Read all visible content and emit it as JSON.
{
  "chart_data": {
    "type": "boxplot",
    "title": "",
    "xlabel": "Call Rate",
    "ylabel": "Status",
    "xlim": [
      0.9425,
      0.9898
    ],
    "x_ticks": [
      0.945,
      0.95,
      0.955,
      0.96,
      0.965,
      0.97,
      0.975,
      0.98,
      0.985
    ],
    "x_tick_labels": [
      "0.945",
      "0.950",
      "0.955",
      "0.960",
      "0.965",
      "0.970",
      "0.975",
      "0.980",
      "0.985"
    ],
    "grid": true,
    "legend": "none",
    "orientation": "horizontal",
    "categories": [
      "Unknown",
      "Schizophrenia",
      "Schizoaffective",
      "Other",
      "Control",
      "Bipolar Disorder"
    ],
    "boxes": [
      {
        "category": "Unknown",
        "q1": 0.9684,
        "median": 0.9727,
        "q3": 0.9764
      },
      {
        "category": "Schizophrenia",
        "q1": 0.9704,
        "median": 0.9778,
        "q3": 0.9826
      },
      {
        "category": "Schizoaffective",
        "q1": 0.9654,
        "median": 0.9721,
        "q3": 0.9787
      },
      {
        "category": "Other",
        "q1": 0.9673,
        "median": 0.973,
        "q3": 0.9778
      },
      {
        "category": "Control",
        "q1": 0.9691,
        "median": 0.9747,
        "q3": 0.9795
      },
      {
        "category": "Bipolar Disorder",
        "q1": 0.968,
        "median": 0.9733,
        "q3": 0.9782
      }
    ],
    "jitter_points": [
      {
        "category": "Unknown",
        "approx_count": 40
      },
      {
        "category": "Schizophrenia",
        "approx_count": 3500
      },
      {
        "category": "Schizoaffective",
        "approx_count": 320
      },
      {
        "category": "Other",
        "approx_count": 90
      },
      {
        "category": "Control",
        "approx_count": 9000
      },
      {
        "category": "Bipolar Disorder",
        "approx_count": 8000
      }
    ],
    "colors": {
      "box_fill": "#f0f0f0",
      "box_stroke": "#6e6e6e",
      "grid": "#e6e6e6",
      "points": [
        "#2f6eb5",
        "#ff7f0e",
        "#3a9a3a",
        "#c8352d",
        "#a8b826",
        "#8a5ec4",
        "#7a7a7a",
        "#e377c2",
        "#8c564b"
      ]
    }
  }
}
■ ■ ■ ■ ■ ■ ■
(What needs to be done):
Set down all of the records shown above once more, exactly.

(Finished exercise):
Read all visible content and emit it as JSON.
{
  "chart_data": {
    "type": "boxplot",
    "title": "",
    "xlabel": "Call Rate",
    "ylabel": "Status",
    "xlim": [
      0.9425,
      0.9898
    ],
    "x_ticks": [
      0.945,
      0.95,
      0.955,
      0.96,
      0.965,
      0.97,
      0.975,
      0.98,
      0.985
    ],
    "x_tick_labels": [
      "0.945",
      "0.950",
      "0.955",
      "0.960",
      "0.965",
      "0.970",
      "0.975",
      "0.980",
      "0.985"
    ],
    "grid": true,
    "legend": "none",
    "orientation": "horizontal",
    "categories": [
      "Unknown",
      "Schizophrenia",
      "Schizoaffective",
      "Other",
      "Control",
      "Bipolar Disorder"
    ],
    "boxes": [
      {
        "category": "Unknown",
        "q1": 0.9684,
        "median": 0.9727,
        "q3": 0.9764
      },
      {
        "category": "Schizophrenia",
        "q1": 0.9704,
        "median": 0.9778,
        "q3": 0.9826
      },
      {
        "category": "Schizoaffective",
        "q1": 0.9654,
        "median": 0.9721,
        "q3": 0.9787
      },
      {
        "category": "Other",
        "q1": 0.9673,
        "median": 0.973,
        "q3": 0.9778
      },
      {
        "category": "Control",
        "q1": 0.9691,
        "median": 0.9747,
        "q3": 0.9795
      },
      {
        "category": "Bipolar Disorder",
        "q1": 0.968,
        "median": 0.9733,
        "q3": 0.9782
      }
    ],
    "jitter_points": [
      {
        "category": "Unknown",
        "approx_count": 40
      },
      {
        "category": "Schizophrenia",
        "approx_count": 3500
      },
      {
        "category": "Schizoaffective",
        "approx_count": 320
      },
      {
        "category": "Other",
        "approx_count": 90
      },
      {
        "category": "Control",
        "approx_count": 9000
      },
      {
        "category": "Bipolar Disorder",
        "approx_count": 8000
      }
    ],
    "colors": {
      "box_fill": "#f0f0f0",
      "box_stroke": "#6e6e6e",
      "grid": "#e6e6e6",
      "points": [
        "#2f6eb5",
        "#ff7f0e",
        "#3a9a3a",
        "#c8352d",
        "#a8b826",
        "#8a5ec4",
        "#7a7a7a",
        "#e377c2",
        "#8c564b"
      ]
    }
  }
}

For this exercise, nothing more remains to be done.